#### TASK OBJECTIVE
Copy the data that follows exactly. Include no pictures.

-- start of DATASET ENTRIES --

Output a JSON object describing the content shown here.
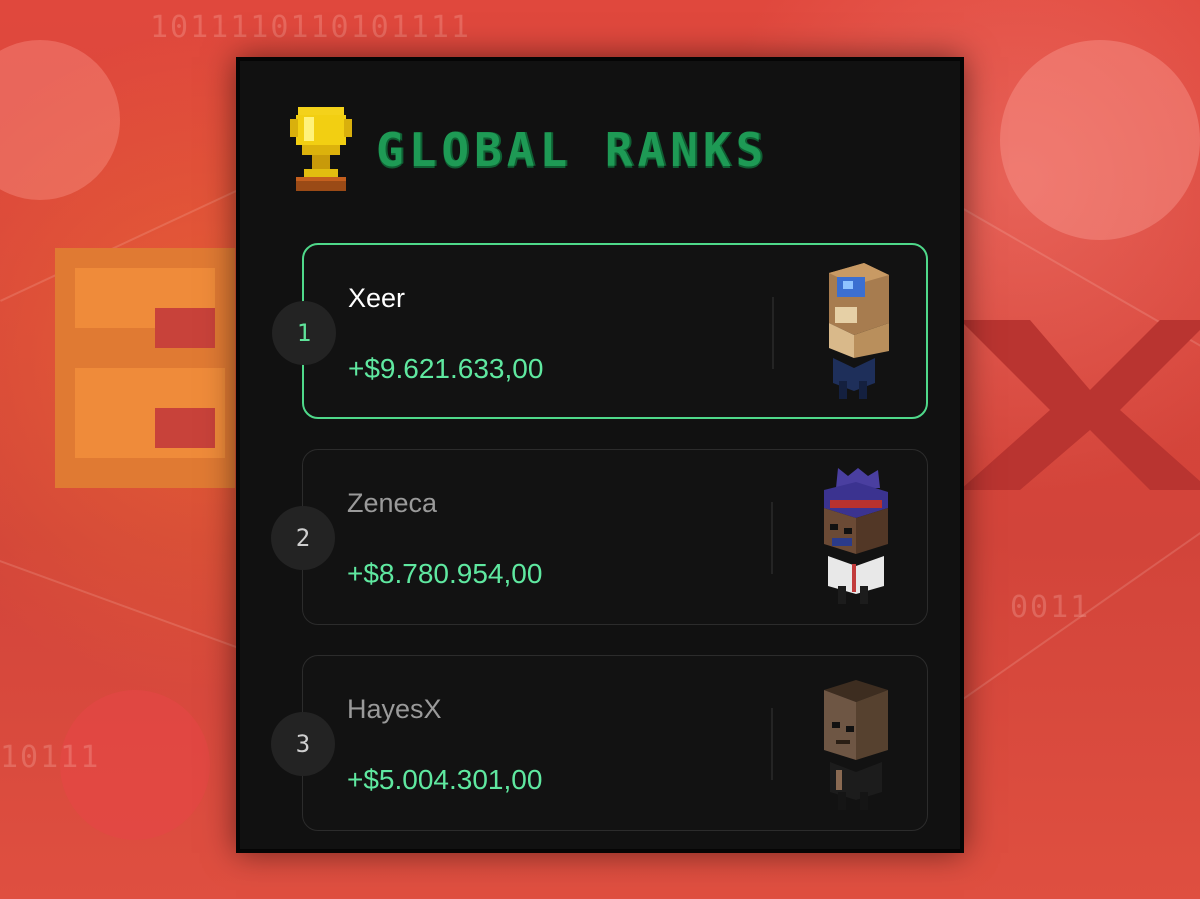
{
  "header": {
    "title": "GLOBAL RANKS"
  },
  "background": {
    "binary_top": "1011110110101111",
    "binary_left": "10111",
    "binary_right": "0011"
  },
  "ranks": [
    {
      "position": "1",
      "name": "Xeer",
      "amount": "+$9.621.633,00",
      "highlighted": true
    },
    {
      "position": "2",
      "name": "Zeneca",
      "amount": "+$8.780.954,00",
      "highlighted": false
    },
    {
      "position": "3",
      "name": "HayesX",
      "amount": "+$5.004.301,00",
      "highlighted": false
    }
  ],
  "colors": {
    "accent": "#5fe8a0",
    "title": "#1e9a55",
    "panel": "#111111",
    "background": "#d9473c"
  },
  "icons": {
    "trophy": "trophy-icon"
  }
}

-- end of DATASET ENTRIES --

#### RESPONSE
Output a JSON object describing the content shown here.
{
  "header": {
    "title": "GLOBAL RANKS"
  },
  "background": {
    "binary_top": "1011110110101111",
    "binary_left": "10111",
    "binary_right": "0011"
  },
  "ranks": [
    {
      "position": "1",
      "name": "Xeer",
      "amount": "+$9.621.633,00",
      "highlighted": true
    },
    {
      "position": "2",
      "name": "Zeneca",
      "amount": "+$8.780.954,00",
      "highlighted": false
    },
    {
      "position": "3",
      "name": "HayesX",
      "amount": "+$5.004.301,00",
      "highlighted": false
    }
  ],
  "colors": {
    "accent": "#5fe8a0",
    "title": "#1e9a55",
    "panel": "#111111",
    "background": "#d9473c"
  },
  "icons": {
    "trophy": "trophy-icon"
  }
}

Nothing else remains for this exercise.